***** Supplied data *****

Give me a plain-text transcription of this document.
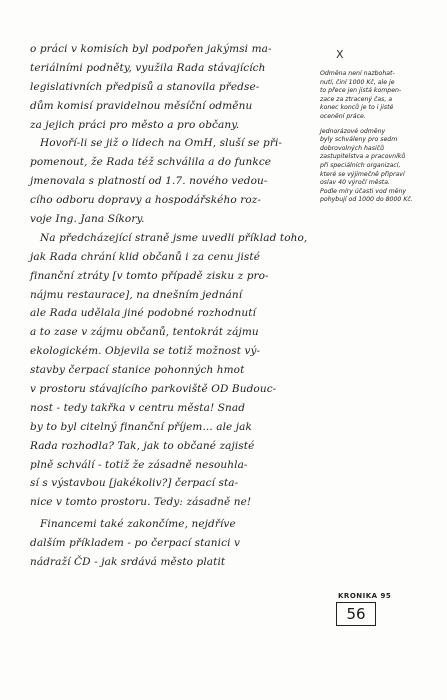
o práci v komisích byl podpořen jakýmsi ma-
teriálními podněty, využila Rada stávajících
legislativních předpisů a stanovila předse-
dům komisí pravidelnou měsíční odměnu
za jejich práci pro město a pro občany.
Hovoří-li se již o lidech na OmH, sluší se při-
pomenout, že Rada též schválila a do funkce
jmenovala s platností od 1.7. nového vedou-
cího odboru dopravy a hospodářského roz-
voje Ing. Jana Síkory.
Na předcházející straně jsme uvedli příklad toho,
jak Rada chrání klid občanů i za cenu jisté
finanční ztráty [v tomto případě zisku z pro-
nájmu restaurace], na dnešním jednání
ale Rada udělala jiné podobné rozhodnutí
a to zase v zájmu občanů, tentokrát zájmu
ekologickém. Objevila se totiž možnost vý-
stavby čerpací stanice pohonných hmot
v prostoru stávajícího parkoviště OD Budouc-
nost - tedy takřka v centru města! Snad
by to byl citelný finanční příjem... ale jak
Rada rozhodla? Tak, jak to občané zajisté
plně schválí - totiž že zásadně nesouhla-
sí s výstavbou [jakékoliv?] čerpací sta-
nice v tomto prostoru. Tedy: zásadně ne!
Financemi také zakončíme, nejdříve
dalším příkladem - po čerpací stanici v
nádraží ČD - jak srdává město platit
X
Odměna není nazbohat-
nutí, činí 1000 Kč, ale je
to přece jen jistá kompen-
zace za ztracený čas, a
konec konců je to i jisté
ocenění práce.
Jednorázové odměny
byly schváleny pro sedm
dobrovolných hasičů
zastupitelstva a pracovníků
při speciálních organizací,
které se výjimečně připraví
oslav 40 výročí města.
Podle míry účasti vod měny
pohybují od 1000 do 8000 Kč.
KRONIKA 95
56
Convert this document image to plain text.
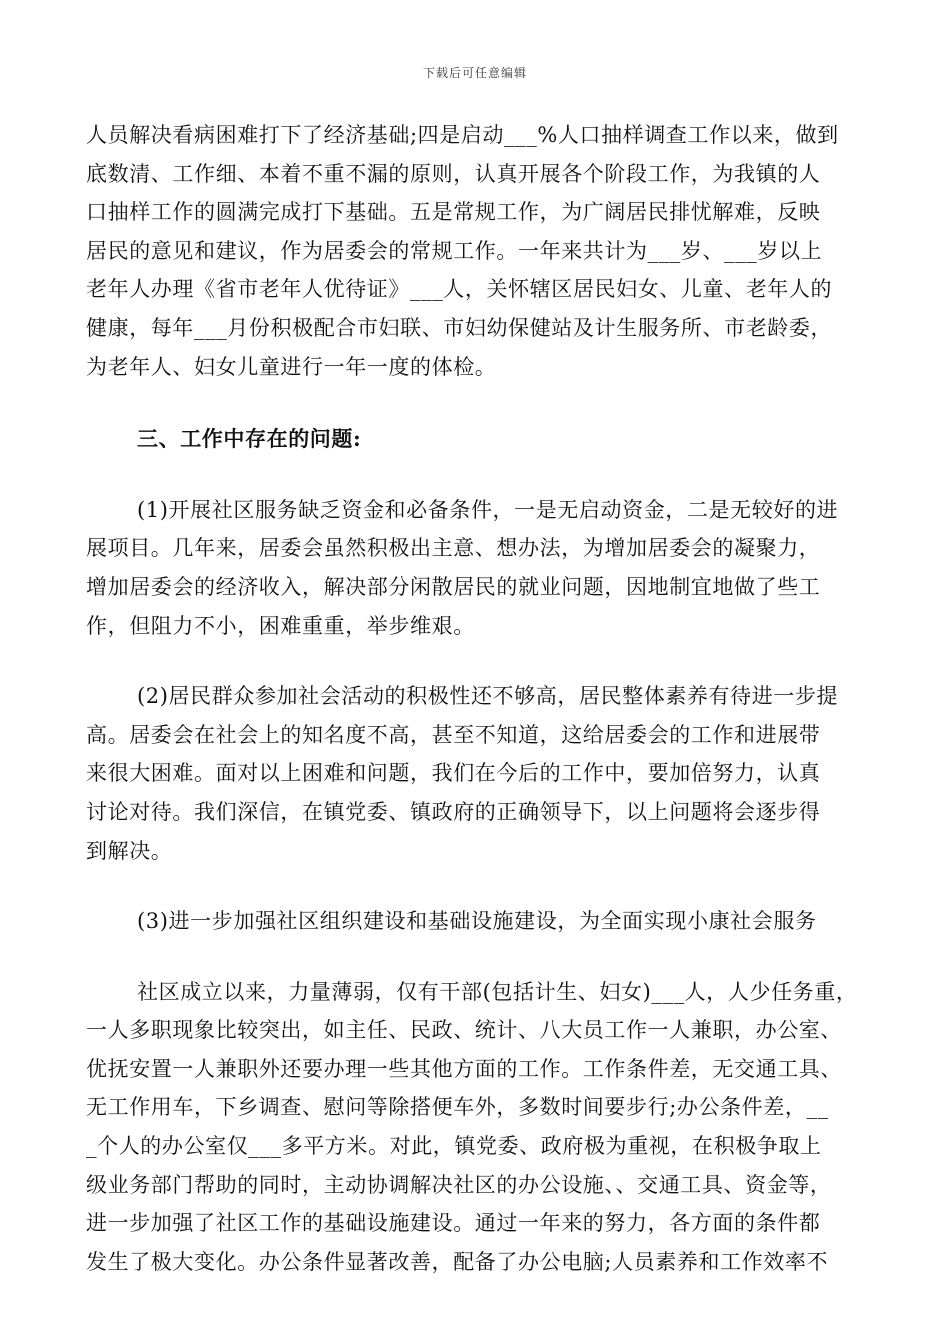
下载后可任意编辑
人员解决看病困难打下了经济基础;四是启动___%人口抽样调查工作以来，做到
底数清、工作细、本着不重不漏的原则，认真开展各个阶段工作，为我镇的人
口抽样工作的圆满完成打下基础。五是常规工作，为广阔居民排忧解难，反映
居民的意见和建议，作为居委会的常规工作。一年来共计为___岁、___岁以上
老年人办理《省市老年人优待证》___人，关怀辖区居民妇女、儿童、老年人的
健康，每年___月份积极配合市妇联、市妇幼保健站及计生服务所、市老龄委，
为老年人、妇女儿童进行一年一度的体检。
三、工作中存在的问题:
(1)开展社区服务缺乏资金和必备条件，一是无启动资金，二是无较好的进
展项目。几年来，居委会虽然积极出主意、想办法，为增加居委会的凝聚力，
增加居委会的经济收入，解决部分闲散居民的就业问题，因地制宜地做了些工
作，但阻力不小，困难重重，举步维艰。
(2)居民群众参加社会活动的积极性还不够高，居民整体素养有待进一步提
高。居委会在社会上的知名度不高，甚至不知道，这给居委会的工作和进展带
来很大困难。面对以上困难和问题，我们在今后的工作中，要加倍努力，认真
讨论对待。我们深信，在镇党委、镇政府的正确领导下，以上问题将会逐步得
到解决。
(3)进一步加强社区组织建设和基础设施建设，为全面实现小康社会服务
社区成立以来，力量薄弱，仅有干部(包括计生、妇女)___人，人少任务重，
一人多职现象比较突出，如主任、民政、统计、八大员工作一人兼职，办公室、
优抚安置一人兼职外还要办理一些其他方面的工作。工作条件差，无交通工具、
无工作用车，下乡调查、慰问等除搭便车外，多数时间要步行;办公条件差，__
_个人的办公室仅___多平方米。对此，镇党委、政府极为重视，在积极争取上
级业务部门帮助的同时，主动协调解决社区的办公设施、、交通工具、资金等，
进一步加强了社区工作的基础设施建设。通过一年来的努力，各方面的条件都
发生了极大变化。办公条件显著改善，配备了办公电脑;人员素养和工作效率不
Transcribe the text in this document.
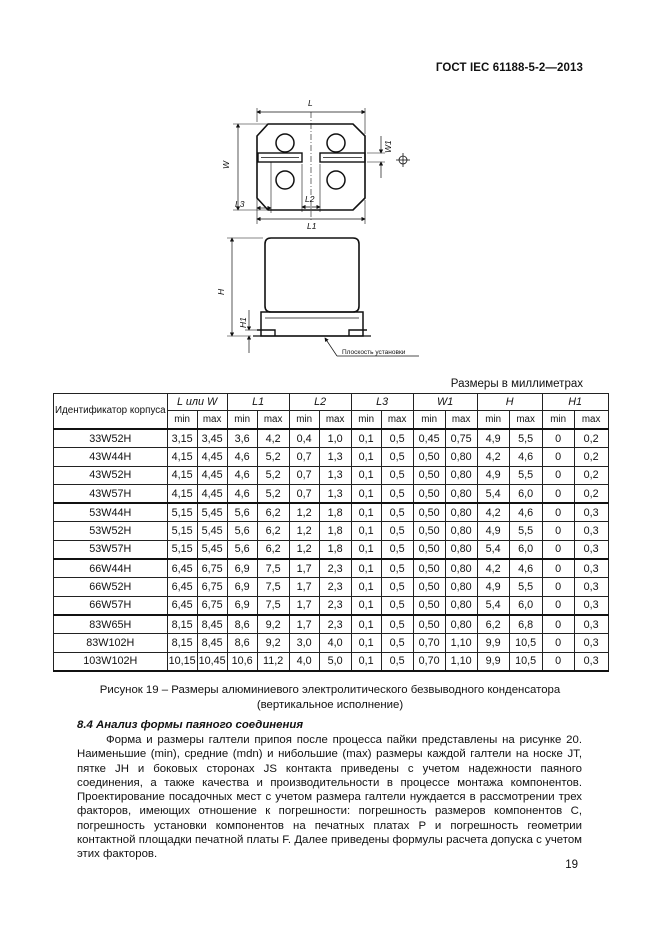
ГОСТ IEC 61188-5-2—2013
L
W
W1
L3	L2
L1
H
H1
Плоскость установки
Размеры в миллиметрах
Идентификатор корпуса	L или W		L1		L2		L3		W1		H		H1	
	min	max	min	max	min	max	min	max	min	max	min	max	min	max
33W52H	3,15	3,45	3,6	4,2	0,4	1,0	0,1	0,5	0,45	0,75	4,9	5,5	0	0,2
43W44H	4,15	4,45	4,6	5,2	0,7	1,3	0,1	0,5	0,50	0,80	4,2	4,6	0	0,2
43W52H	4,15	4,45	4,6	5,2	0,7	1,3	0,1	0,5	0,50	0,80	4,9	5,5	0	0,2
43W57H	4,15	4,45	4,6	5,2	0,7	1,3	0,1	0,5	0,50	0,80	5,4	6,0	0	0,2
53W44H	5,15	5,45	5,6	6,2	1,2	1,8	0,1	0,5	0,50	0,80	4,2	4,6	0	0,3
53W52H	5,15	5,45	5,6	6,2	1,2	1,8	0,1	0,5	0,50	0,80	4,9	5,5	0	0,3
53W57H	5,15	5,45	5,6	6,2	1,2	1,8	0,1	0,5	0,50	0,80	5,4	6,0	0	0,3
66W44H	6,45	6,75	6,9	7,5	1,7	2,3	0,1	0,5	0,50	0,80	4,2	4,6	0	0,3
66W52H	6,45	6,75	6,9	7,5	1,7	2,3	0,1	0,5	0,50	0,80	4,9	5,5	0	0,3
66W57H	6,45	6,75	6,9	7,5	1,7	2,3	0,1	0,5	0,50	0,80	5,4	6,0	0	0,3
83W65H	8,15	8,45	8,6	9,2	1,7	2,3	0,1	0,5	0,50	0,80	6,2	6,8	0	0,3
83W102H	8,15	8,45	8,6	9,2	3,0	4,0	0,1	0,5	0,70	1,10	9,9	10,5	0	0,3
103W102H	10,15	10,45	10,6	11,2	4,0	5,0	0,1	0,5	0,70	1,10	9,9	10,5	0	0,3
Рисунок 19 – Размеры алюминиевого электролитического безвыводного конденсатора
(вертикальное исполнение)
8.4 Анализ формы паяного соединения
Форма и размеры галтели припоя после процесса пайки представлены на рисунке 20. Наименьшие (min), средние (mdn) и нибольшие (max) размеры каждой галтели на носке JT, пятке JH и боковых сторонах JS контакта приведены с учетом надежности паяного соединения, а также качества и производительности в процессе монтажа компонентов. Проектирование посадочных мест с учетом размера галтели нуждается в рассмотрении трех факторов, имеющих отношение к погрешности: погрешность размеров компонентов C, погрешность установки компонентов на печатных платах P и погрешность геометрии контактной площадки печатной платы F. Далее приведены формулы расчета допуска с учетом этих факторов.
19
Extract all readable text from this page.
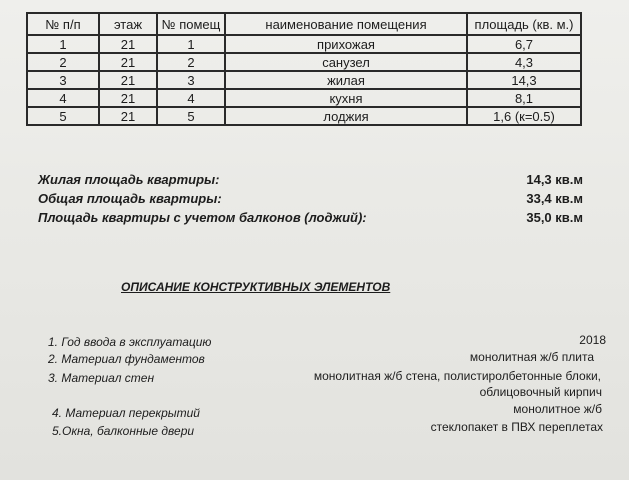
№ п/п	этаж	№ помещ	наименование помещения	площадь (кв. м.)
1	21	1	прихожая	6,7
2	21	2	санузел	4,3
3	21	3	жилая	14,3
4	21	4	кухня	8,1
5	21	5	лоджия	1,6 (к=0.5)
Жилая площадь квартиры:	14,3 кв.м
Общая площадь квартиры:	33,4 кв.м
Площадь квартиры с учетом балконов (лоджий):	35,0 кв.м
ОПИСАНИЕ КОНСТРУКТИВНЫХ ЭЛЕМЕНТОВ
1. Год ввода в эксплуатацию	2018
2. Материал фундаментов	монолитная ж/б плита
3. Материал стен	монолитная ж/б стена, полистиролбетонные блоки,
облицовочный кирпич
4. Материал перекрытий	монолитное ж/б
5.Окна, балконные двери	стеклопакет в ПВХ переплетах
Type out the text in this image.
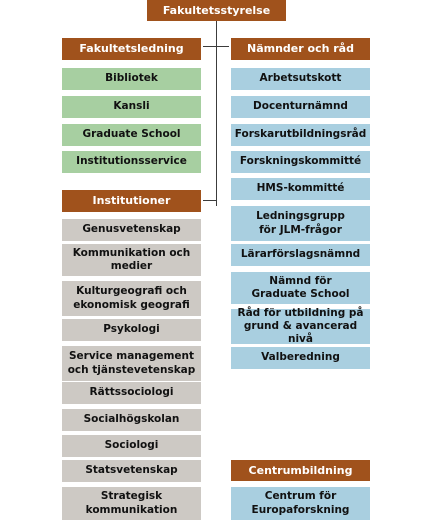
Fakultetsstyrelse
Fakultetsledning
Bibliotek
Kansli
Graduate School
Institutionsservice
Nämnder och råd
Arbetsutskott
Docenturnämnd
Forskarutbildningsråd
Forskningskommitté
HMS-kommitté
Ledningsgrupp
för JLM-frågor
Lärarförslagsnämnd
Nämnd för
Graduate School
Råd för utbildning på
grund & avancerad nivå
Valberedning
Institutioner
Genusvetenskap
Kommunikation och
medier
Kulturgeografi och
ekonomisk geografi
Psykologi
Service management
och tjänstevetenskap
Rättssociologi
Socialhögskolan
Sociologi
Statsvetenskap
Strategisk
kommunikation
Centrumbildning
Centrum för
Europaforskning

*****

Aim of the task
Pictures aside, set down the lines from the one containing "Type out the text in this image." through the end of the records above, exactly and only those.

Answer to this task
Type out the text in this image.
Fakultetsstyrelse
Fakultetsledning
Bibliotek
Kansli
Graduate School
Institutionsservice
Nämnder och råd
Arbetsutskott
Docenturnämnd
Forskarutbildningsråd
Forskningskommitté
HMS-kommitté
Ledningsgrupp
för JLM-frågor
Lärarförslagsnämnd
Nämnd för
Graduate School
Råd för utbildning på
grund & avancerad nivå
Valberedning
Institutioner
Genusvetenskap
Kommunikation och
medier
Kulturgeografi och
ekonomisk geografi
Psykologi
Service management
och tjänstevetenskap
Rättssociologi
Socialhögskolan
Sociologi
Statsvetenskap
Strategisk
kommunikation
Centrumbildning
Centrum för
Europaforskning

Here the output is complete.